Information supplied ->

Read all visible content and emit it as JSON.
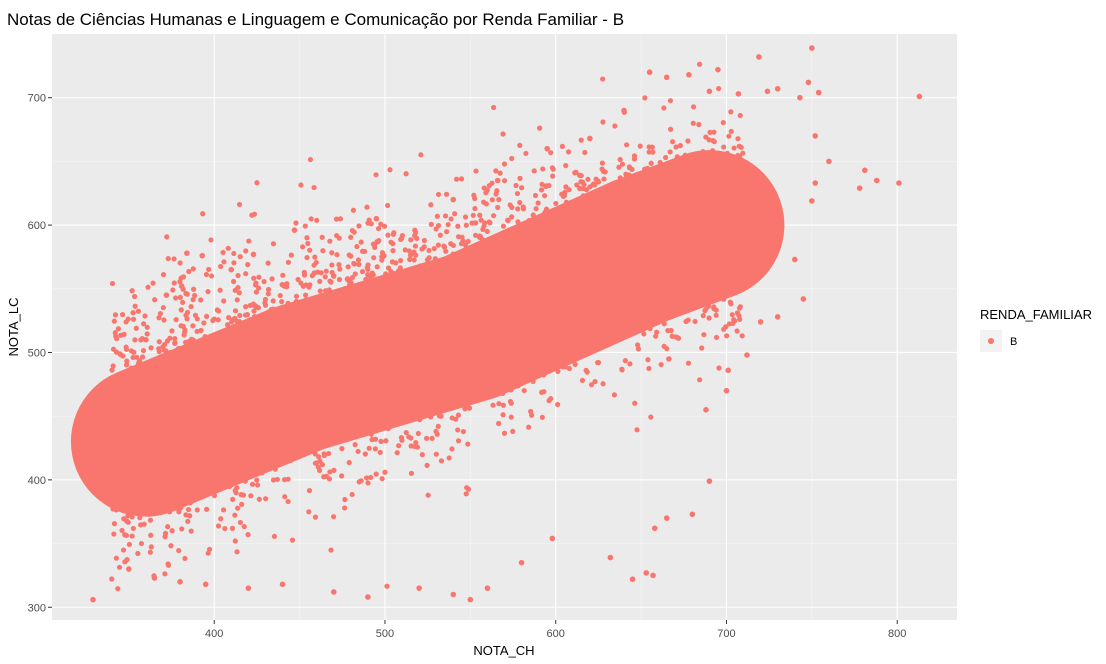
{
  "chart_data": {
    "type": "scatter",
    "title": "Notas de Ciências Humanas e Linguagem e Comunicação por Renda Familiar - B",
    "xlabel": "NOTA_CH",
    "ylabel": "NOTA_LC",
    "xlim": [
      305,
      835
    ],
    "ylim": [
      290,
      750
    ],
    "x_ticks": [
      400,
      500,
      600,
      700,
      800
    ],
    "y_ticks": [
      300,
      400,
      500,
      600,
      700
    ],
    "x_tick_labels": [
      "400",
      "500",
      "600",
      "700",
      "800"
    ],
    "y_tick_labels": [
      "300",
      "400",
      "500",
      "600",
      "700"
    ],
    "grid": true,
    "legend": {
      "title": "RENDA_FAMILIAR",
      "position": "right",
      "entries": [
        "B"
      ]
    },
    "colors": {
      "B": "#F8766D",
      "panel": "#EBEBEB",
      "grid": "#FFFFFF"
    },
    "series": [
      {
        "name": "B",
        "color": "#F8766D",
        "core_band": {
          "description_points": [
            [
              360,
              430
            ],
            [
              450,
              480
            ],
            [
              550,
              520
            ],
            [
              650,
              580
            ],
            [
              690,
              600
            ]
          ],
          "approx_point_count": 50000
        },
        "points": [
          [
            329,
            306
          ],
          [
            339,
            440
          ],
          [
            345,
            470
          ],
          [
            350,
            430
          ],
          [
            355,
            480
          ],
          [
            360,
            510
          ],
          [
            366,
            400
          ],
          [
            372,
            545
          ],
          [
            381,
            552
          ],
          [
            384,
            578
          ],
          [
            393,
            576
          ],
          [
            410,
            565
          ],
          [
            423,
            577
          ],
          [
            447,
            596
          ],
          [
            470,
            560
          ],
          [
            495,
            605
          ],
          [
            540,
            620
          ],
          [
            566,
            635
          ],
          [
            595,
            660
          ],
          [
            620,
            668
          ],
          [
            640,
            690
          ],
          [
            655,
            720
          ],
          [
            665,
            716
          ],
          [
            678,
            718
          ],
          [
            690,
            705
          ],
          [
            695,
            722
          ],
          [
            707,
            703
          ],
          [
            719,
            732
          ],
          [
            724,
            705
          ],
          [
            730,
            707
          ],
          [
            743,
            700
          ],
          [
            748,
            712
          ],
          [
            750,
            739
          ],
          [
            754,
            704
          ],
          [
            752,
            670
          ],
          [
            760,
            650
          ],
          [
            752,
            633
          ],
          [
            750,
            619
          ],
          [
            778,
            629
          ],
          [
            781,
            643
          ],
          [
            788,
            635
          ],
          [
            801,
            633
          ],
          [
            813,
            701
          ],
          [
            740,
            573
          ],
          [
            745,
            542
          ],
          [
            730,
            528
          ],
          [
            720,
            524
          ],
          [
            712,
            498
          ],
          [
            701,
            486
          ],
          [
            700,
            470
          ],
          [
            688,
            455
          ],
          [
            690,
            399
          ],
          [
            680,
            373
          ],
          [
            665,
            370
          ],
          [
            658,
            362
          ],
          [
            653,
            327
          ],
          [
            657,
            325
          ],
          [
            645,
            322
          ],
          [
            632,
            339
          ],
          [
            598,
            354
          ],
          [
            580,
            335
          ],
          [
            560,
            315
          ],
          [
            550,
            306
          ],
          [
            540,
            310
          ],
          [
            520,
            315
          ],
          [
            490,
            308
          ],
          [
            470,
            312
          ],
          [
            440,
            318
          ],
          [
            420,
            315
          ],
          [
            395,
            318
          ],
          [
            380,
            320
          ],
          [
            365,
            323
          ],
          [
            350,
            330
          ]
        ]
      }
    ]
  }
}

Work to do -> Write the entries above out in full, exactly, with no images.

Exercise solution ->
Read all visible content and emit it as JSON.
{
  "chart_data": {
    "type": "scatter",
    "title": "Notas de Ciências Humanas e Linguagem e Comunicação por Renda Familiar - B",
    "xlabel": "NOTA_CH",
    "ylabel": "NOTA_LC",
    "xlim": [
      305,
      835
    ],
    "ylim": [
      290,
      750
    ],
    "x_ticks": [
      400,
      500,
      600,
      700,
      800
    ],
    "y_ticks": [
      300,
      400,
      500,
      600,
      700
    ],
    "x_tick_labels": [
      "400",
      "500",
      "600",
      "700",
      "800"
    ],
    "y_tick_labels": [
      "300",
      "400",
      "500",
      "600",
      "700"
    ],
    "grid": true,
    "legend": {
      "title": "RENDA_FAMILIAR",
      "position": "right",
      "entries": [
        "B"
      ]
    },
    "colors": {
      "B": "#F8766D",
      "panel": "#EBEBEB",
      "grid": "#FFFFFF"
    },
    "series": [
      {
        "name": "B",
        "color": "#F8766D",
        "core_band": {
          "description_points": [
            [
              360,
              430
            ],
            [
              450,
              480
            ],
            [
              550,
              520
            ],
            [
              650,
              580
            ],
            [
              690,
              600
            ]
          ],
          "approx_point_count": 50000
        },
        "points": [
          [
            329,
            306
          ],
          [
            339,
            440
          ],
          [
            345,
            470
          ],
          [
            350,
            430
          ],
          [
            355,
            480
          ],
          [
            360,
            510
          ],
          [
            366,
            400
          ],
          [
            372,
            545
          ],
          [
            381,
            552
          ],
          [
            384,
            578
          ],
          [
            393,
            576
          ],
          [
            410,
            565
          ],
          [
            423,
            577
          ],
          [
            447,
            596
          ],
          [
            470,
            560
          ],
          [
            495,
            605
          ],
          [
            540,
            620
          ],
          [
            566,
            635
          ],
          [
            595,
            660
          ],
          [
            620,
            668
          ],
          [
            640,
            690
          ],
          [
            655,
            720
          ],
          [
            665,
            716
          ],
          [
            678,
            718
          ],
          [
            690,
            705
          ],
          [
            695,
            722
          ],
          [
            707,
            703
          ],
          [
            719,
            732
          ],
          [
            724,
            705
          ],
          [
            730,
            707
          ],
          [
            743,
            700
          ],
          [
            748,
            712
          ],
          [
            750,
            739
          ],
          [
            754,
            704
          ],
          [
            752,
            670
          ],
          [
            760,
            650
          ],
          [
            752,
            633
          ],
          [
            750,
            619
          ],
          [
            778,
            629
          ],
          [
            781,
            643
          ],
          [
            788,
            635
          ],
          [
            801,
            633
          ],
          [
            813,
            701
          ],
          [
            740,
            573
          ],
          [
            745,
            542
          ],
          [
            730,
            528
          ],
          [
            720,
            524
          ],
          [
            712,
            498
          ],
          [
            701,
            486
          ],
          [
            700,
            470
          ],
          [
            688,
            455
          ],
          [
            690,
            399
          ],
          [
            680,
            373
          ],
          [
            665,
            370
          ],
          [
            658,
            362
          ],
          [
            653,
            327
          ],
          [
            657,
            325
          ],
          [
            645,
            322
          ],
          [
            632,
            339
          ],
          [
            598,
            354
          ],
          [
            580,
            335
          ],
          [
            560,
            315
          ],
          [
            550,
            306
          ],
          [
            540,
            310
          ],
          [
            520,
            315
          ],
          [
            490,
            308
          ],
          [
            470,
            312
          ],
          [
            440,
            318
          ],
          [
            420,
            315
          ],
          [
            395,
            318
          ],
          [
            380,
            320
          ],
          [
            365,
            323
          ],
          [
            350,
            330
          ]
        ]
      }
    ]
  }
}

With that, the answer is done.